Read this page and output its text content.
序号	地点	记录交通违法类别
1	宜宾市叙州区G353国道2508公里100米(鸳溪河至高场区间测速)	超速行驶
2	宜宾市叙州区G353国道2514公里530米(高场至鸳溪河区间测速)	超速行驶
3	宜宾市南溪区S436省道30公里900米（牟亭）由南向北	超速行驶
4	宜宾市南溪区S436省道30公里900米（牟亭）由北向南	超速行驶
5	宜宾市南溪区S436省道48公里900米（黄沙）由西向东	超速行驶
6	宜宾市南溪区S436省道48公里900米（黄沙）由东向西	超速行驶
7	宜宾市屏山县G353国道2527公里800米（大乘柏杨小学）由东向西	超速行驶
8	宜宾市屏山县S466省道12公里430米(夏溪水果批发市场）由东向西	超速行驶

····················

**EXERCISE PROMPT:** Every entry should be output exactly as written, please.

**OUTPUT BELOW:**
Read this page and output its text content.
序号	地点	记录交通违法类别
1	宜宾市叙州区G353国道2508公里100米(鸳溪河至高场区间测速)	超速行驶
2	宜宾市叙州区G353国道2514公里530米(高场至鸳溪河区间测速)	超速行驶
3	宜宾市南溪区S436省道30公里900米（牟亭）由南向北	超速行驶
4	宜宾市南溪区S436省道30公里900米（牟亭）由北向南	超速行驶
5	宜宾市南溪区S436省道48公里900米（黄沙）由西向东	超速行驶
6	宜宾市南溪区S436省道48公里900米（黄沙）由东向西	超速行驶
7	宜宾市屏山县G353国道2527公里800米（大乘柏杨小学）由东向西	超速行驶
8	宜宾市屏山县S466省道12公里430米(夏溪水果批发市场）由东向西	超速行驶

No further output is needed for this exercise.